## Exercise
Pictures stay out of your copy, but everything else in the records below must be repeated exactly.

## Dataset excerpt
— START —

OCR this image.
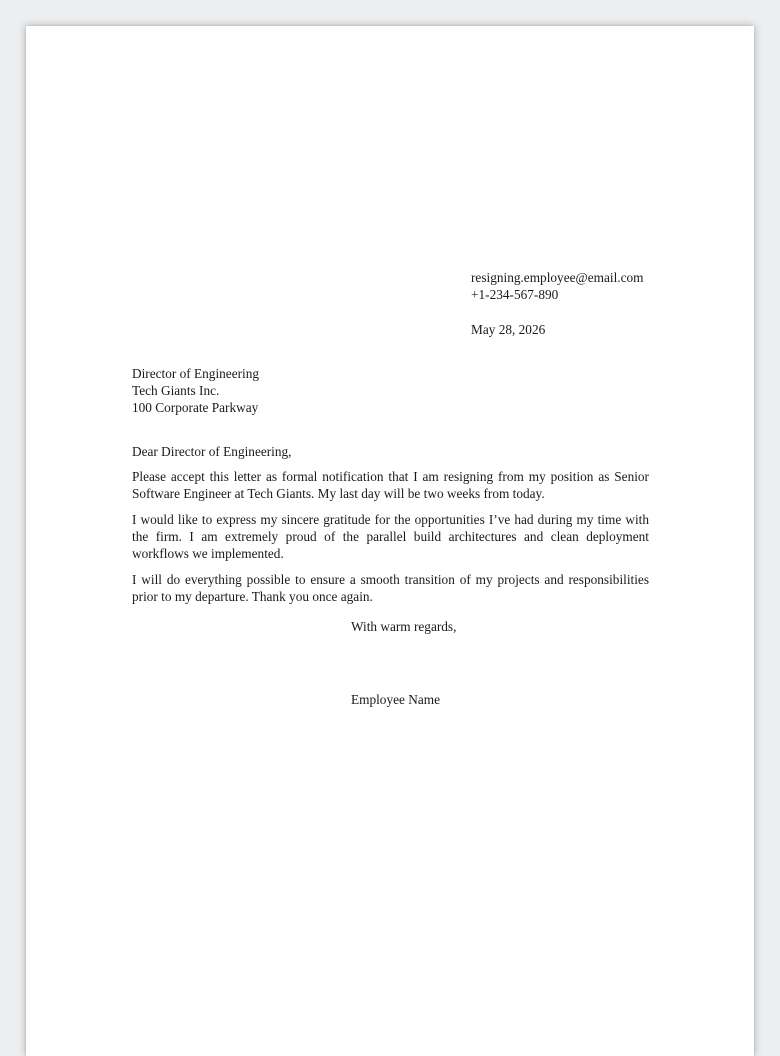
resigning.employee@email.com
+1-234-567-890
May 28, 2026
Director of Engineering
Tech Giants Inc.
100 Corporate Parkway
Dear Director of Engineering,
Please accept this letter as formal notification that I am resigning from my position as Senior Software Engineer at Tech Giants. My last day will be two weeks from today.
I would like to express my sincere gratitude for the opportunities I’ve had during my time with the firm. I am extremely proud of the parallel build architectures and clean deployment workflows we implemented.
I will do everything possible to ensure a smooth transition of my projects and responsibilities prior to my departure. Thank you once again.
With warm regards,
Employee Name
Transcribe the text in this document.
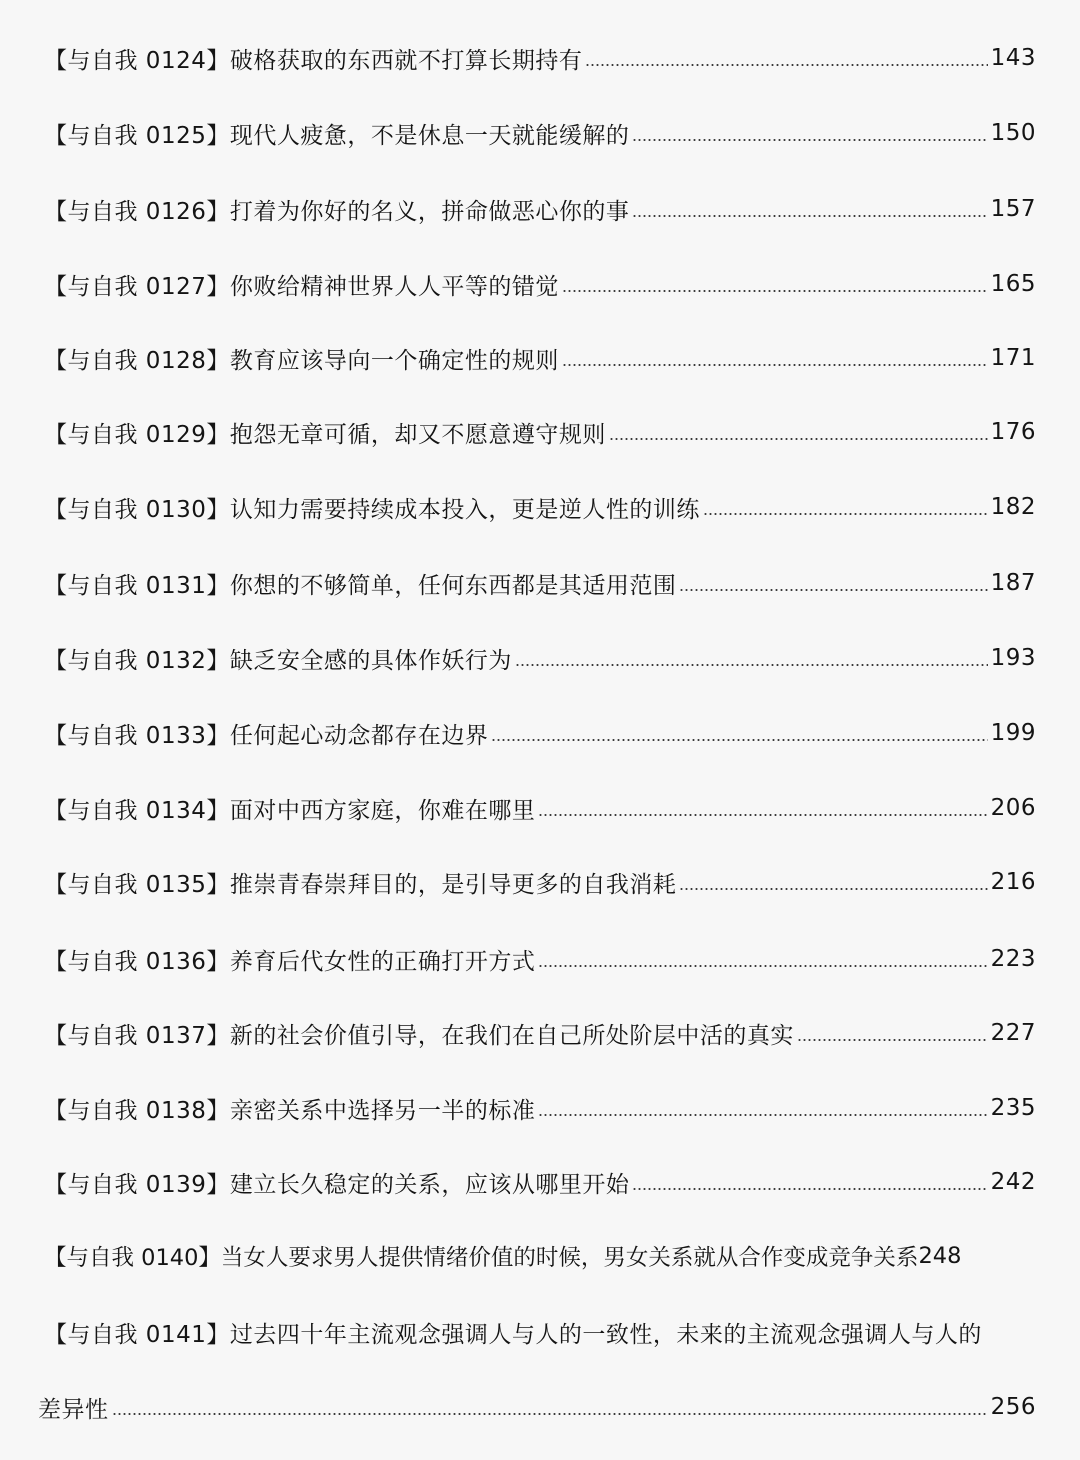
【与自我 0124】 破格获取的东西就不打算长期持有	143
【与自我 0125】 现代人疲惫，不是休息一天就能缓解的	150
【与自我 0126】 打着为你好的名义，拼命做恶心你的事	157
【与自我 0127】 你败给精神世界人人平等的错觉	165
【与自我 0128】 教育应该导向一个确定性的规则	171
【与自我 0129】 抱怨无章可循，却又不愿意遵守规则	176
【与自我 0130】 认知力需要持续成本投入，更是逆人性的训练	182
【与自我 0131】 你想的不够简单，任何东西都是其适用范围	187
【与自我 0132】 缺乏安全感的具体作妖行为	193
【与自我 0133】 任何起心动念都存在边界	199
【与自我 0134】 面对中西方家庭，你难在哪里	206
【与自我 0135】 推崇青春崇拜目的，是引导更多的自我消耗	216
【与自我 0136】 养育后代女性的正确打开方式	223
【与自我 0137】 新的社会价值引导，在我们在自己所处阶层中活的真实	227
【与自我 0138】 亲密关系中选择另一半的标准	235
【与自我 0139】 建立长久稳定的关系，应该从哪里开始	242
【与自我 0140】 当女人要求男人提供情绪价值的时候，男女关系就从合作变成竞争关系 248
【与自我 0141】 过去四十年主流观念强调人与人的一致性，未来的主流观念强调人与人的
差异性	256
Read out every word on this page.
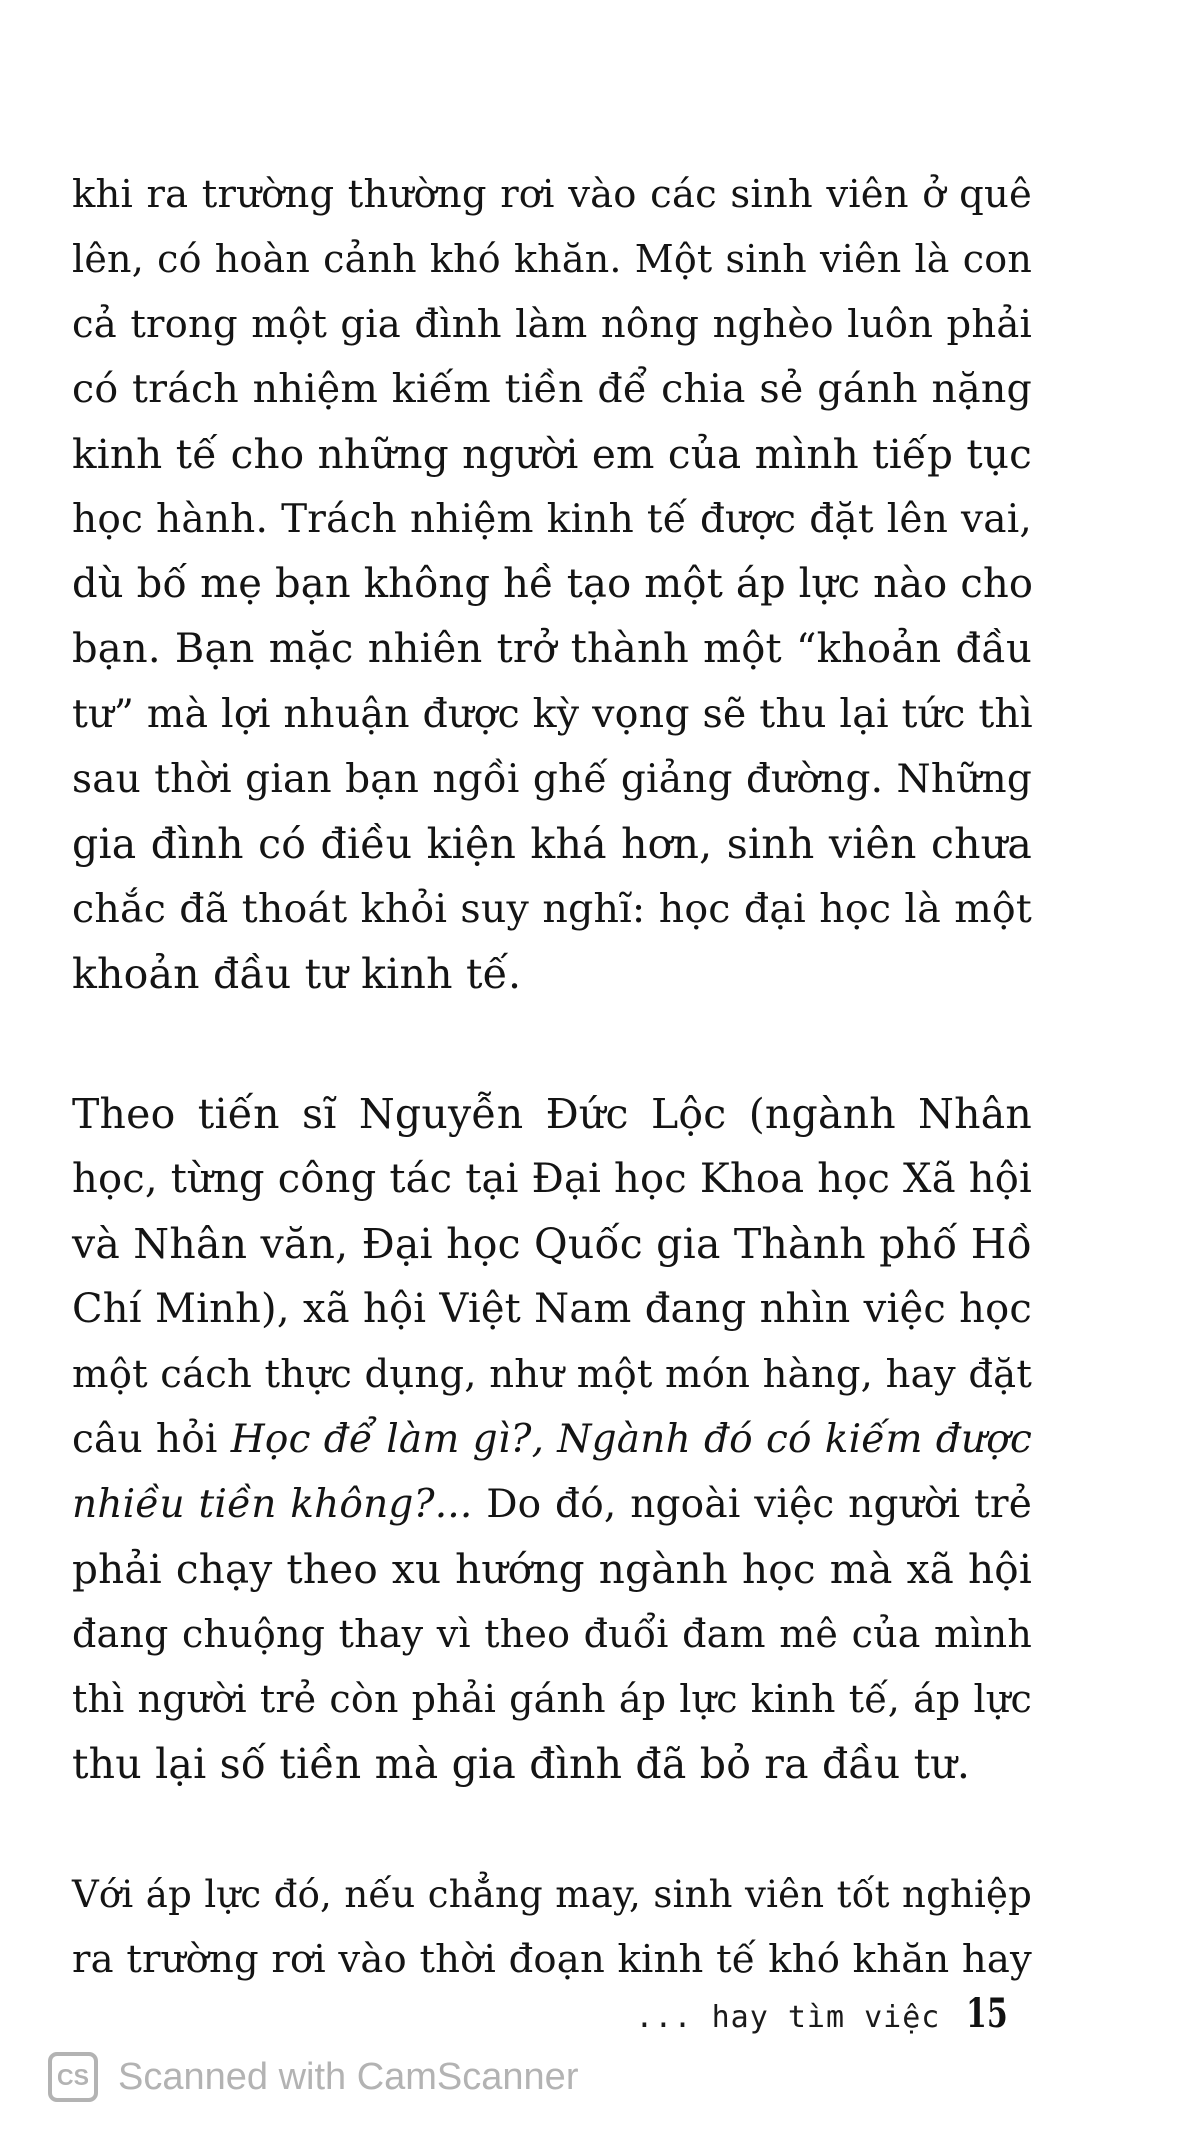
khi ra trường thường rơi vào các sinh viên ở quê
lên, có hoàn cảnh khó khăn. Một sinh viên là con
cả trong một gia đình làm nông nghèo luôn phải
có trách nhiệm kiếm tiền để chia sẻ gánh nặng
kinh tế cho những người em của mình tiếp tục
học hành. Trách nhiệm kinh tế được đặt lên vai,
dù bố mẹ bạn không hề tạo một áp lực nào cho
bạn. Bạn mặc nhiên trở thành một “khoản đầu
tư” mà lợi nhuận được kỳ vọng sẽ thu lại tức thì
sau thời gian bạn ngồi ghế giảng đường. Những
gia đình có điều kiện khá hơn, sinh viên chưa
chắc đã thoát khỏi suy nghĩ: học đại học là một
khoản đầu tư kinh tế.
Theo tiến sĩ Nguyễn Đức Lộc (ngành Nhân
học, từng công tác tại Đại học Khoa học Xã hội
và Nhân văn, Đại học Quốc gia Thành phố Hồ
Chí Minh), xã hội Việt Nam đang nhìn việc học
một cách thực dụng, như một món hàng, hay đặt
câu hỏi Học để làm gì?, Ngành đó có kiếm được
nhiều tiền không?... Do đó, ngoài việc người trẻ
phải chạy theo xu hướng ngành học mà xã hội
đang chuộng thay vì theo đuổi đam mê của mình
thì người trẻ còn phải gánh áp lực kinh tế, áp lực
thu lại số tiền mà gia đình đã bỏ ra đầu tư.
Với áp lực đó, nếu chẳng may, sinh viên tốt nghiệp
ra trường rơi vào thời đoạn kinh tế khó khăn hay
... hay tìm việc 15
CS Scanned with CamScanner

— END —

## Result for this exercise
OCR this image.
resigning.employee@email.com
+1-234-567-890
May 28, 2026
Director of Engineering
Tech Giants Inc.
100 Corporate Parkway
Dear Director of Engineering,
Please accept this letter as formal notification that I am resigning from my position as Senior Software Engineer at Tech Giants. My last day will be two weeks from today.
I would like to express my sincere gratitude for the opportunities I’ve had during my time with the firm. I am extremely proud of the parallel build architectures and clean deployment workflows we implemented.
I will do everything possible to ensure a smooth transition of my projects and responsibilities prior to my departure. Thank you once again.
With warm regards,
Employee Name
Transcribe the text in this document.
【与自我 0124】 破格获取的东西就不打算长期持有	143
【与自我 0125】 现代人疲惫，不是休息一天就能缓解的	150
【与自我 0126】 打着为你好的名义，拼命做恶心你的事	157
【与自我 0127】 你败给精神世界人人平等的错觉	165
【与自我 0128】 教育应该导向一个确定性的规则	171
【与自我 0129】 抱怨无章可循，却又不愿意遵守规则	176
【与自我 0130】 认知力需要持续成本投入，更是逆人性的训练	182
【与自我 0131】 你想的不够简单，任何东西都是其适用范围	187
【与自我 0132】 缺乏安全感的具体作妖行为	193
【与自我 0133】 任何起心动念都存在边界	199
【与自我 0134】 面对中西方家庭，你难在哪里	206
【与自我 0135】 推崇青春崇拜目的，是引导更多的自我消耗	216
【与自我 0136】 养育后代女性的正确打开方式	223
【与自我 0137】 新的社会价值引导，在我们在自己所处阶层中活的真实	227
【与自我 0138】 亲密关系中选择另一半的标准	235
【与自我 0139】 建立长久稳定的关系，应该从哪里开始	242
【与自我 0140】 当女人要求男人提供情绪价值的时候，男女关系就从合作变成竞争关系 248
【与自我 0141】 过去四十年主流观念强调人与人的一致性，未来的主流观念强调人与人的
差异性	256
Read out every word on this page.
khi ra trường thường rơi vào các sinh viên ở quê
lên, có hoàn cảnh khó khăn. Một sinh viên là con
cả trong một gia đình làm nông nghèo luôn phải
có trách nhiệm kiếm tiền để chia sẻ gánh nặng
kinh tế cho những người em của mình tiếp tục
học hành. Trách nhiệm kinh tế được đặt lên vai,
dù bố mẹ bạn không hề tạo một áp lực nào cho
bạn. Bạn mặc nhiên trở thành một “khoản đầu
tư” mà lợi nhuận được kỳ vọng sẽ thu lại tức thì
sau thời gian bạn ngồi ghế giảng đường. Những
gia đình có điều kiện khá hơn, sinh viên chưa
chắc đã thoát khỏi suy nghĩ: học đại học là một
khoản đầu tư kinh tế.
Theo tiến sĩ Nguyễn Đức Lộc (ngành Nhân
học, từng công tác tại Đại học Khoa học Xã hội
và Nhân văn, Đại học Quốc gia Thành phố Hồ
Chí Minh), xã hội Việt Nam đang nhìn việc học
một cách thực dụng, như một món hàng, hay đặt
câu hỏi Học để làm gì?, Ngành đó có kiếm được
nhiều tiền không?... Do đó, ngoài việc người trẻ
phải chạy theo xu hướng ngành học mà xã hội
đang chuộng thay vì theo đuổi đam mê của mình
thì người trẻ còn phải gánh áp lực kinh tế, áp lực
thu lại số tiền mà gia đình đã bỏ ra đầu tư.
Với áp lực đó, nếu chẳng may, sinh viên tốt nghiệp
ra trường rơi vào thời đoạn kinh tế khó khăn hay
... hay tìm việc 15
CS Scanned with CamScanner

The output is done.